## begin Listed entries

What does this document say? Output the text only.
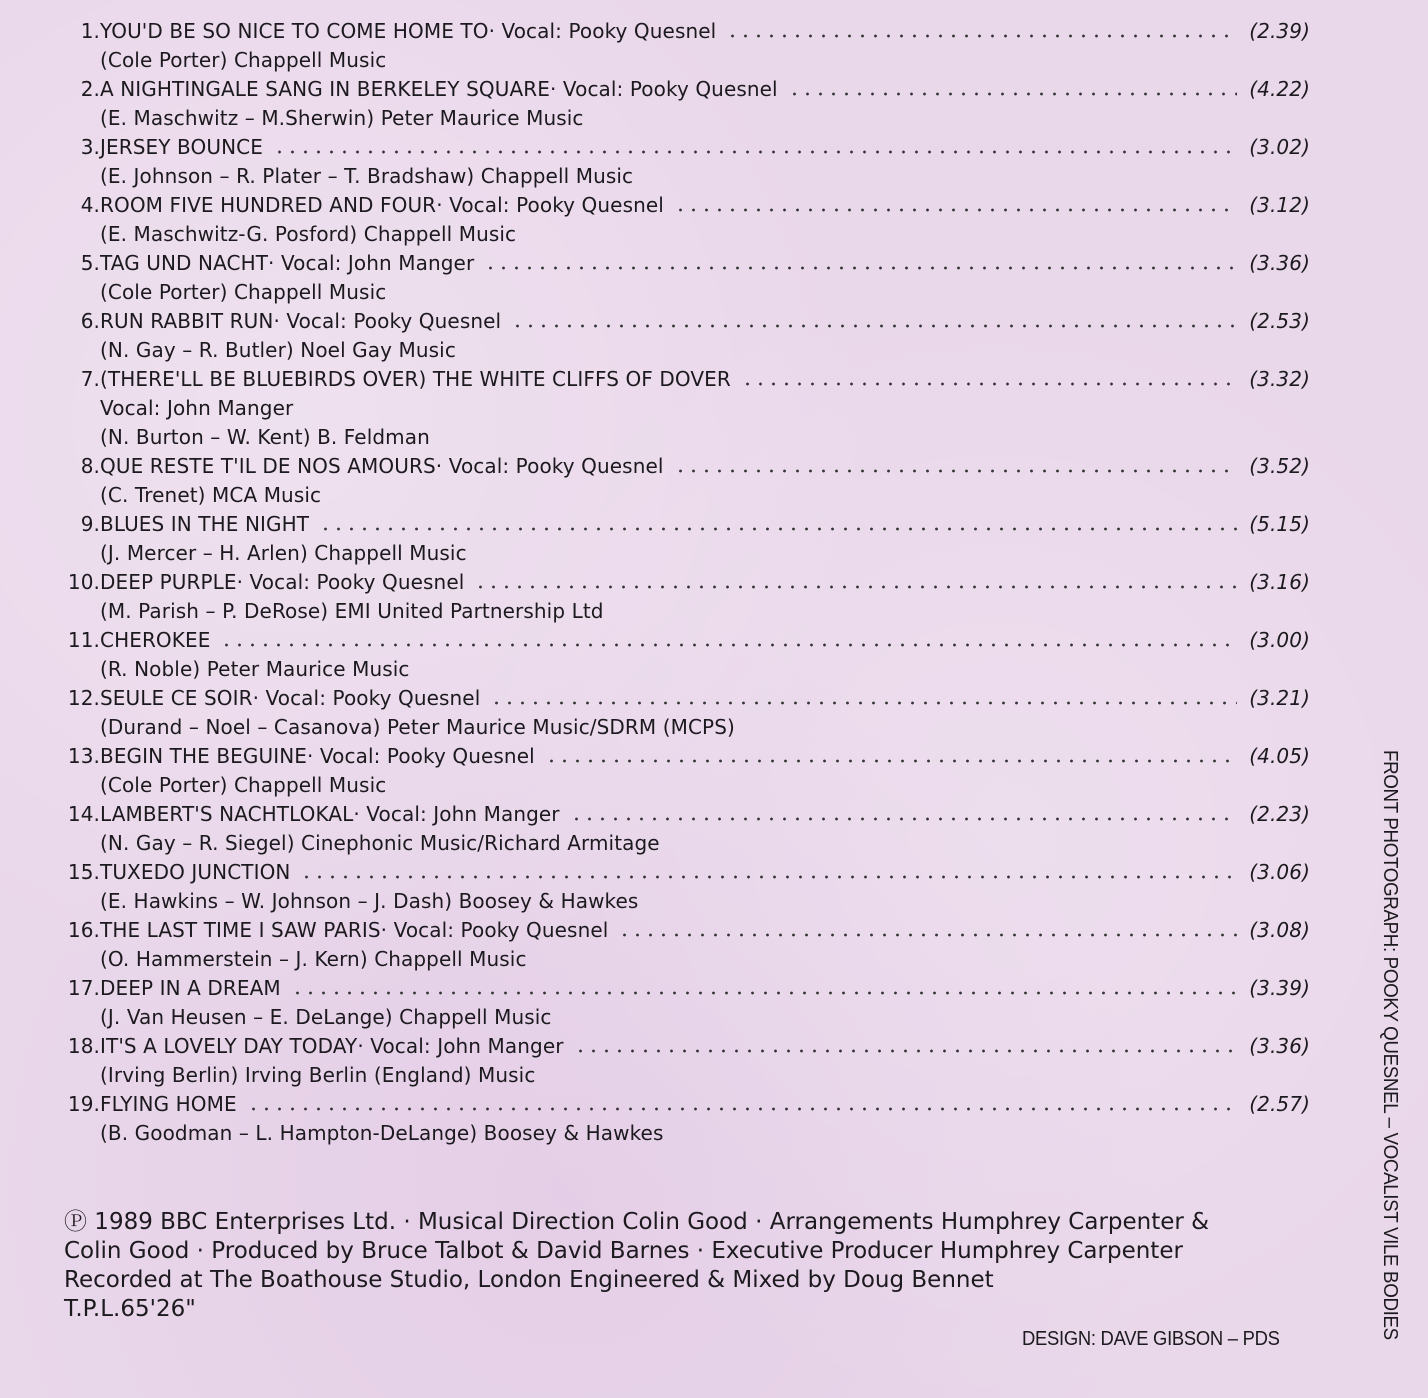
1. YOU'D BE SO NICE TO COME HOME TO · Vocal: Pooky Quesnel	(2.39)
(Cole Porter) Chappell Music
2. A NIGHTINGALE SANG IN BERKELEY SQUARE · Vocal: Pooky Quesnel	(4.22)
(E. Maschwitz – M.Sherwin) Peter Maurice Music
3. JERSEY BOUNCE	(3.02)
(E. Johnson – R. Plater – T. Bradshaw) Chappell Music
4. ROOM FIVE HUNDRED AND FOUR · Vocal: Pooky Quesnel	(3.12)
(E. Maschwitz-G. Posford) Chappell Music
5. TAG UND NACHT · Vocal: John Manger	(3.36)
(Cole Porter) Chappell Music
6. RUN RABBIT RUN · Vocal: Pooky Quesnel	(2.53)
(N. Gay – R. Butler) Noel Gay Music
7. (THERE'LL BE BLUEBIRDS OVER) THE WHITE CLIFFS OF DOVER	(3.32)
Vocal: John Manger
(N. Burton – W. Kent) B. Feldman
8. QUE RESTE T'IL DE NOS AMOURS · Vocal: Pooky Quesnel	(3.52)
(C. Trenet) MCA Music
9. BLUES IN THE NIGHT	(5.15)
(J. Mercer – H. Arlen) Chappell Music
10. DEEP PURPLE · Vocal: Pooky Quesnel	(3.16)
(M. Parish – P. DeRose) EMI United Partnership Ltd
11. CHEROKEE	(3.00)
(R. Noble) Peter Maurice Music
12. SEULE CE SOIR · Vocal: Pooky Quesnel	(3.21)
(Durand – Noel – Casanova) Peter Maurice Music/SDRM (MCPS)
13. BEGIN THE BEGUINE · Vocal: Pooky Quesnel	(4.05)
(Cole Porter) Chappell Music
14. LAMBERT'S NACHTLOKAL · Vocal: John Manger	(2.23)
(N. Gay – R. Siegel) Cinephonic Music/Richard Armitage
15. TUXEDO JUNCTION	(3.06)
(E. Hawkins – W. Johnson – J. Dash) Boosey & Hawkes
16. THE LAST TIME I SAW PARIS · Vocal: Pooky Quesnel	(3.08)
(O. Hammerstein – J. Kern) Chappell Music
17. DEEP IN A DREAM	(3.39)
(J. Van Heusen – E. DeLange) Chappell Music
18. IT'S A LOVELY DAY TODAY · Vocal: John Manger	(3.36)
(Irving Berlin) Irving Berlin (England) Music
19. FLYING HOME	(2.57)
(B. Goodman – L. Hampton-DeLange) Boosey & Hawkes
Ⓟ 1989 BBC Enterprises Ltd. · Musical Direction Colin Good · Arrangements Humphrey Carpenter &
Colin Good · Produced by Bruce Talbot & David Barnes · Executive Producer Humphrey Carpenter
Recorded at The Boathouse Studio, London Engineered & Mixed by Doug Bennet
T.P.L.65'26"
DESIGN: DAVE GIBSON – PDS	FRONT PHOTOGRAPH: POOKY QUESNEL – VOCALIST VILE BODIES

## end Listed entries

§ What you should do: Write out all the entries exactly, except for the pictures.

§ Solved exercise:
What does this document say? Output the text only.
1. YOU'D BE SO NICE TO COME HOME TO · Vocal: Pooky Quesnel	(2.39)
(Cole Porter) Chappell Music
2. A NIGHTINGALE SANG IN BERKELEY SQUARE · Vocal: Pooky Quesnel	(4.22)
(E. Maschwitz – M.Sherwin) Peter Maurice Music
3. JERSEY BOUNCE	(3.02)
(E. Johnson – R. Plater – T. Bradshaw) Chappell Music
4. ROOM FIVE HUNDRED AND FOUR · Vocal: Pooky Quesnel	(3.12)
(E. Maschwitz-G. Posford) Chappell Music
5. TAG UND NACHT · Vocal: John Manger	(3.36)
(Cole Porter) Chappell Music
6. RUN RABBIT RUN · Vocal: Pooky Quesnel	(2.53)
(N. Gay – R. Butler) Noel Gay Music
7. (THERE'LL BE BLUEBIRDS OVER) THE WHITE CLIFFS OF DOVER	(3.32)
Vocal: John Manger
(N. Burton – W. Kent) B. Feldman
8. QUE RESTE T'IL DE NOS AMOURS · Vocal: Pooky Quesnel	(3.52)
(C. Trenet) MCA Music
9. BLUES IN THE NIGHT	(5.15)
(J. Mercer – H. Arlen) Chappell Music
10. DEEP PURPLE · Vocal: Pooky Quesnel	(3.16)
(M. Parish – P. DeRose) EMI United Partnership Ltd
11. CHEROKEE	(3.00)
(R. Noble) Peter Maurice Music
12. SEULE CE SOIR · Vocal: Pooky Quesnel	(3.21)
(Durand – Noel – Casanova) Peter Maurice Music/SDRM (MCPS)
13. BEGIN THE BEGUINE · Vocal: Pooky Quesnel	(4.05)
(Cole Porter) Chappell Music
14. LAMBERT'S NACHTLOKAL · Vocal: John Manger	(2.23)
(N. Gay – R. Siegel) Cinephonic Music/Richard Armitage
15. TUXEDO JUNCTION	(3.06)
(E. Hawkins – W. Johnson – J. Dash) Boosey & Hawkes
16. THE LAST TIME I SAW PARIS · Vocal: Pooky Quesnel	(3.08)
(O. Hammerstein – J. Kern) Chappell Music
17. DEEP IN A DREAM	(3.39)
(J. Van Heusen – E. DeLange) Chappell Music
18. IT'S A LOVELY DAY TODAY · Vocal: John Manger	(3.36)
(Irving Berlin) Irving Berlin (England) Music
19. FLYING HOME	(2.57)
(B. Goodman – L. Hampton-DeLange) Boosey & Hawkes
Ⓟ 1989 BBC Enterprises Ltd. · Musical Direction Colin Good · Arrangements Humphrey Carpenter &
Colin Good · Produced by Bruce Talbot & David Barnes · Executive Producer Humphrey Carpenter
Recorded at The Boathouse Studio, London Engineered & Mixed by Doug Bennet
T.P.L.65'26"
DESIGN: DAVE GIBSON – PDS	FRONT PHOTOGRAPH: POOKY QUESNEL – VOCALIST VILE BODIES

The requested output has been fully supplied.